**Task description**
Check each line below for the word "kind", and copy those that have it.

Dataset items:
◆ ◆ ◆
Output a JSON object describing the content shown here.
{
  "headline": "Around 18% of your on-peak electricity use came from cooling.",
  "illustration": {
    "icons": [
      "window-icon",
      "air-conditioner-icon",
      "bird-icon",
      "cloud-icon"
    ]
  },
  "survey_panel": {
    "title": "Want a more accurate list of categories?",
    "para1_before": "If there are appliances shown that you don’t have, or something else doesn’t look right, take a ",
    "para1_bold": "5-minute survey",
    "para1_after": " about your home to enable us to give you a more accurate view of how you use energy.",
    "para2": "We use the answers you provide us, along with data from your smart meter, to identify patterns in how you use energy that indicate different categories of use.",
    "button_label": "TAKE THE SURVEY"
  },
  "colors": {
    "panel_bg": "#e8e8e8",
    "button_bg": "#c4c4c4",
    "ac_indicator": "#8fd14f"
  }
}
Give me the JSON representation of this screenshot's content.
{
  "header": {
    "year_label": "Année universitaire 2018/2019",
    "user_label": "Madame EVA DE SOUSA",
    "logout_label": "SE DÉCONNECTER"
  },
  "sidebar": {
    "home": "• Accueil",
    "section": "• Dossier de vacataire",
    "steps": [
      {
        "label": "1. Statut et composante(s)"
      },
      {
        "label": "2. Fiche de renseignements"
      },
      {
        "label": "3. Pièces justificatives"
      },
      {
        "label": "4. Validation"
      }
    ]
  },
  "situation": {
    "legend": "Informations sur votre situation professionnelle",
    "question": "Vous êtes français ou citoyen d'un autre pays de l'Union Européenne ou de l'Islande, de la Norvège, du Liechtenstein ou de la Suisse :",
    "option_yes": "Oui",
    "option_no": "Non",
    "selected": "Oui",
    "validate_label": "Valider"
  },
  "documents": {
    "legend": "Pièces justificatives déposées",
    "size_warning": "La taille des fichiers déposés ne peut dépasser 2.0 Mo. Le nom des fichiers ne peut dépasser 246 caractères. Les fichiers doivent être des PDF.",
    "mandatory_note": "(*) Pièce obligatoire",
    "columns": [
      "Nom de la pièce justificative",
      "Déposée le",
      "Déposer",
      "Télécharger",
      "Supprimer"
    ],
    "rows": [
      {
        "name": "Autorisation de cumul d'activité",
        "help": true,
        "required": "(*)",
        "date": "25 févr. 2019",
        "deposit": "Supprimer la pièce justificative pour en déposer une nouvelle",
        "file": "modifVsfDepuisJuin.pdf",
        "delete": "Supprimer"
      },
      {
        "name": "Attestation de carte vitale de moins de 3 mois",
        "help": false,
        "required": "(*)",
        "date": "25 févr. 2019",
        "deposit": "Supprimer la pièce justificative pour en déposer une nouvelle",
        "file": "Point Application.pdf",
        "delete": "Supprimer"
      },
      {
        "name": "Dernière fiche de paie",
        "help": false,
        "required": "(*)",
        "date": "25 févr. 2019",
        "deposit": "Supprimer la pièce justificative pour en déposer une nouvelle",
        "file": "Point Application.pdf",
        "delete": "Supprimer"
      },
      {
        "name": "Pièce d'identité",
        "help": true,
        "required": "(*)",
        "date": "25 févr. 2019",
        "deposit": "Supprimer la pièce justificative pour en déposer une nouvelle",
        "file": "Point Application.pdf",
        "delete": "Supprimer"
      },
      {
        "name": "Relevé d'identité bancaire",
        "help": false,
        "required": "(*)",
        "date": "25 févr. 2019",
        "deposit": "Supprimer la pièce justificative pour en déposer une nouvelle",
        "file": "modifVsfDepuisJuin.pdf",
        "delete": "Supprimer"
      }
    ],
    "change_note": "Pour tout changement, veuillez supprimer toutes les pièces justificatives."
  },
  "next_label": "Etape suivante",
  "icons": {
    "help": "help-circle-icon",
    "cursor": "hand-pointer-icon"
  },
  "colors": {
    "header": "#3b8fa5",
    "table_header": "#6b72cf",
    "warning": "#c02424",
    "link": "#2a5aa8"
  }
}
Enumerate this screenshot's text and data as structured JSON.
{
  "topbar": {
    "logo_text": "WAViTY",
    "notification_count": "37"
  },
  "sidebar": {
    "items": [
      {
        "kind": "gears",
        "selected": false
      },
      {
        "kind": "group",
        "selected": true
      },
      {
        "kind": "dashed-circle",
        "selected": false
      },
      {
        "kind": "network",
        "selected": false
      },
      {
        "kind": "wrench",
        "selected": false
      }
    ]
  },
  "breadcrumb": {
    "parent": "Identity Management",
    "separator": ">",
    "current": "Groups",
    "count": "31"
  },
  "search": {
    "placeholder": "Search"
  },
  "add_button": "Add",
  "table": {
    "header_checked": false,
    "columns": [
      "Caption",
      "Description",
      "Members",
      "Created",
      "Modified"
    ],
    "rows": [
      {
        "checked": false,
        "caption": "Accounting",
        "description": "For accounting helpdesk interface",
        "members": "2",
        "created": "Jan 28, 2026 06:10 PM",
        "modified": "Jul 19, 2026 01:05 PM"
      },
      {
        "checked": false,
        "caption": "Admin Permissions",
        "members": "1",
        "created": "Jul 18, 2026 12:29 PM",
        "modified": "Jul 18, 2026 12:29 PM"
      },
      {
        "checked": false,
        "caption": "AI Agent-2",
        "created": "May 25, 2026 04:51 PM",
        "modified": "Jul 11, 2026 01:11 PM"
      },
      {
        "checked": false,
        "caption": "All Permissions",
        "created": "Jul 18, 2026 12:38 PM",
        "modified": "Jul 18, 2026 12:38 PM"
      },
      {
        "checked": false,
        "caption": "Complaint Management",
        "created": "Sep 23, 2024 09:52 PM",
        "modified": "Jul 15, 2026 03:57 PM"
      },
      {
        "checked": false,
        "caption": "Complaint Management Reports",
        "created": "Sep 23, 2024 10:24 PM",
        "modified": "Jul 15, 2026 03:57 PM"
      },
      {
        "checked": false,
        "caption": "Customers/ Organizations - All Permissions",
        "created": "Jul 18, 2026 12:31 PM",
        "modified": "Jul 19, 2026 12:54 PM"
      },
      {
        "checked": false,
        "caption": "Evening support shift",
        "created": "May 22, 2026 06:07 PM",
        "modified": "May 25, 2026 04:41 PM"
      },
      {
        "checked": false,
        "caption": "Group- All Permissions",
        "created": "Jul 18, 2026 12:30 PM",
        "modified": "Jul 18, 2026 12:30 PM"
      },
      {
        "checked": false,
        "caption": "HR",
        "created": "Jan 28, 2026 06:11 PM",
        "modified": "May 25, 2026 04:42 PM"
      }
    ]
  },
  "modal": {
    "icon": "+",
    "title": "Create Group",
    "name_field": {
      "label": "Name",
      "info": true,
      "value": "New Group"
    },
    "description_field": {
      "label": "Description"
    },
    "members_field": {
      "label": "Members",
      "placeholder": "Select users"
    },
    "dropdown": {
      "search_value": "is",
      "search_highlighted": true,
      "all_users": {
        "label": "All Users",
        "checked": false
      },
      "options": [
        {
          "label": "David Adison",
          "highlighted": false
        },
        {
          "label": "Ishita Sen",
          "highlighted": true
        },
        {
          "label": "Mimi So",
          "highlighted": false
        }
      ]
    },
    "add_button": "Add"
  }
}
◆ ◆ ◆
**Written response**
        "kind": "gears",
        "kind": "group",
        "kind": "dashed-circle",
        "kind": "network",
        "kind": "wrench",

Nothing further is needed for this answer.